Short exercise:
Copy all lines that contain the word "page".

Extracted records

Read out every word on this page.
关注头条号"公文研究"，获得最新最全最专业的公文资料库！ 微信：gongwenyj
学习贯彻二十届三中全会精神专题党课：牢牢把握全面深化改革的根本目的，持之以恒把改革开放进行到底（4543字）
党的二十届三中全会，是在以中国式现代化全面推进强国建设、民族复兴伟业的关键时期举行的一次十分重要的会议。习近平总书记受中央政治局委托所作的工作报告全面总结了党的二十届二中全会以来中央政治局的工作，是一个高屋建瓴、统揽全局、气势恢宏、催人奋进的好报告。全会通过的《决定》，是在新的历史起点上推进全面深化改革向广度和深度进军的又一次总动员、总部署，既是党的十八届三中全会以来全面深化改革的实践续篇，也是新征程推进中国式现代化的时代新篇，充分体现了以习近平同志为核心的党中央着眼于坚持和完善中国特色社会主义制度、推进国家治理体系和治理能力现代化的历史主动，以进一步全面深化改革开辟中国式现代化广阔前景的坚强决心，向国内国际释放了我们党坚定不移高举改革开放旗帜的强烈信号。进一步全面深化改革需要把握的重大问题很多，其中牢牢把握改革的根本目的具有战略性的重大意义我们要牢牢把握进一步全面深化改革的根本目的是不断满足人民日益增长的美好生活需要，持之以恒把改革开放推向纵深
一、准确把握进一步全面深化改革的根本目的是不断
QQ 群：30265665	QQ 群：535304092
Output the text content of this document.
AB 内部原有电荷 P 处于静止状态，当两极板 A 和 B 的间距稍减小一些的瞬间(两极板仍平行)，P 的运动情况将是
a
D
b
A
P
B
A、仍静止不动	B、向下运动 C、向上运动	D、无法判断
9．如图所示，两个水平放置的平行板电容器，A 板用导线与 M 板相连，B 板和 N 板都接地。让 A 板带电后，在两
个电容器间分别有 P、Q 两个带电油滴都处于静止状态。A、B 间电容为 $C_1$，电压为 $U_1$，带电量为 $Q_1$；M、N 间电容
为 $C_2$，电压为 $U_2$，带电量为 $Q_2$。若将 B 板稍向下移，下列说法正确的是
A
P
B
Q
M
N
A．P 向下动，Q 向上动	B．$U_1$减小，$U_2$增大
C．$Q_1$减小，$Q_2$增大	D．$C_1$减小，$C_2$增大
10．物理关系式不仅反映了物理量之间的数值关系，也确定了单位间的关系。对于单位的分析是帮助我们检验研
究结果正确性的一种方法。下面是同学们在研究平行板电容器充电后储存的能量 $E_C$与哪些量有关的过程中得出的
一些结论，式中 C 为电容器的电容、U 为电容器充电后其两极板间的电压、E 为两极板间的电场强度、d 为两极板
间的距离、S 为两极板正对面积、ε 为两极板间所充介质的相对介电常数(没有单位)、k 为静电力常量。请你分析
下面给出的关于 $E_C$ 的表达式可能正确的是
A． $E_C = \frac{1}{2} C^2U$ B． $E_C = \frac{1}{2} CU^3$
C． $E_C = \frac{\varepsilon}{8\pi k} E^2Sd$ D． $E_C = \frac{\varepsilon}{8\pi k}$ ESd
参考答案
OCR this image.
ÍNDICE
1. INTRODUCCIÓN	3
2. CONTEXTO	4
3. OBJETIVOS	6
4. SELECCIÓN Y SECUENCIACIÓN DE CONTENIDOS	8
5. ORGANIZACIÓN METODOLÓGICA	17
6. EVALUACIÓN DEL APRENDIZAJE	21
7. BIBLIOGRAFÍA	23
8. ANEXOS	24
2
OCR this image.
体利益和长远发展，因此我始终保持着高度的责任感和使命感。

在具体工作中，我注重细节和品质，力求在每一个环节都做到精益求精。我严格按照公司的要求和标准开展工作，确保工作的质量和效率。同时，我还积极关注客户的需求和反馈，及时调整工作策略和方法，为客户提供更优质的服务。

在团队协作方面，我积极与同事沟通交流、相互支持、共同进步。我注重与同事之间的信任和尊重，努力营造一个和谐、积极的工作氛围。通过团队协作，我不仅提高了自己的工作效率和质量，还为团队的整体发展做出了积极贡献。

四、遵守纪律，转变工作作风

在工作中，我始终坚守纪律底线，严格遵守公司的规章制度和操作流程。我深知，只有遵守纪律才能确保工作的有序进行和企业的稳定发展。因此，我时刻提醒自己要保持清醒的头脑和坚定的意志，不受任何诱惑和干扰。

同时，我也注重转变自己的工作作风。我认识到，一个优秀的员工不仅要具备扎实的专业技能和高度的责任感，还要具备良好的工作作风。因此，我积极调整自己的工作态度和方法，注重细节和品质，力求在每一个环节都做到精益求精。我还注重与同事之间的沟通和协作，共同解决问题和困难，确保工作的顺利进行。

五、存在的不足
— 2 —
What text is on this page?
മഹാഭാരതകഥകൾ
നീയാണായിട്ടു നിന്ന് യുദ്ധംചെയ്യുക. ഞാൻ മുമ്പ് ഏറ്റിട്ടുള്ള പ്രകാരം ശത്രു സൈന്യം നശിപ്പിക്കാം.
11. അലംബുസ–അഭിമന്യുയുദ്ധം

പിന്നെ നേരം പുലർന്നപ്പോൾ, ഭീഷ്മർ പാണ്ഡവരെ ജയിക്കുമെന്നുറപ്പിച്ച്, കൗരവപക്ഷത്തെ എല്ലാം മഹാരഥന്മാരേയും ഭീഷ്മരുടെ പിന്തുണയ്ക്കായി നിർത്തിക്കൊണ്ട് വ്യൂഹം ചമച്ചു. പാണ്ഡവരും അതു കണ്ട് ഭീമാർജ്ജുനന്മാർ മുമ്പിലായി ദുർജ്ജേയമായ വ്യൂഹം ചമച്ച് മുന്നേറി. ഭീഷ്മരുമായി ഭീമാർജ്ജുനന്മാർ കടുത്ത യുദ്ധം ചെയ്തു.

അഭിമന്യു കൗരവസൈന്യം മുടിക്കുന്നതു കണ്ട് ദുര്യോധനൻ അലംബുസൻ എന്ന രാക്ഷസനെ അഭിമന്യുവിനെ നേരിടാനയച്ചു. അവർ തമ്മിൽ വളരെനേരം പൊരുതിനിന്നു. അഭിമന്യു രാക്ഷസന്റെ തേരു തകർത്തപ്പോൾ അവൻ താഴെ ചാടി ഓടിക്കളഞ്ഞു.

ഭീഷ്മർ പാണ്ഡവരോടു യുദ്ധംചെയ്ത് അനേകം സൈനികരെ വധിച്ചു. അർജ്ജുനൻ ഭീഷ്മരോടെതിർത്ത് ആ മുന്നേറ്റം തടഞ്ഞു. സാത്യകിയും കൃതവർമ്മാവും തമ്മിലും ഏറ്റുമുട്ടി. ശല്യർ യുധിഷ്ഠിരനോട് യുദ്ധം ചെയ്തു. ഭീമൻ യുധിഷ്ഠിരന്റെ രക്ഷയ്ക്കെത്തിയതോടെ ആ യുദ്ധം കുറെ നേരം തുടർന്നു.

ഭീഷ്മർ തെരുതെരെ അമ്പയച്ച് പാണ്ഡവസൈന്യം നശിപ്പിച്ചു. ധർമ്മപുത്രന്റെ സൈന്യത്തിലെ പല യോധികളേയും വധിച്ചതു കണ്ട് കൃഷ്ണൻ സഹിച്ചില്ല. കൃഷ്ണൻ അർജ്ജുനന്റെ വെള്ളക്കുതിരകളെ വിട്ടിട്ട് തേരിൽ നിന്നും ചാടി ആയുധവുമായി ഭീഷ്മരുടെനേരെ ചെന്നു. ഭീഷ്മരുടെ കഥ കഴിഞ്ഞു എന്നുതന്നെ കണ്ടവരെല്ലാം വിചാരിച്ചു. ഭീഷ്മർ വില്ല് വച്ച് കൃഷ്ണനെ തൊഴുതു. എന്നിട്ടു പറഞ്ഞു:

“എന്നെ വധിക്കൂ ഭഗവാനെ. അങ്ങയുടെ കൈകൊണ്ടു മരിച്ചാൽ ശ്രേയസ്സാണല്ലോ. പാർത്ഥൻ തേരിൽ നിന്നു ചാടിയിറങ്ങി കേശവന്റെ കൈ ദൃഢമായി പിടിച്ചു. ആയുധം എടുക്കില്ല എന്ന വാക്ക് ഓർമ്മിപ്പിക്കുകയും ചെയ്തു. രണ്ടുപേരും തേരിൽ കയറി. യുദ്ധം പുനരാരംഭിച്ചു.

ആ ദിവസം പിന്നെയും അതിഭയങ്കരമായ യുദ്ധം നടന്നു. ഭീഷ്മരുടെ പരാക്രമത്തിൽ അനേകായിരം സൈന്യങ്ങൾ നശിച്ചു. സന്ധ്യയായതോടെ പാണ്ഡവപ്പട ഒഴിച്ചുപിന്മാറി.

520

Solution for this problem:
Read out every word on this page.
What text is on this page?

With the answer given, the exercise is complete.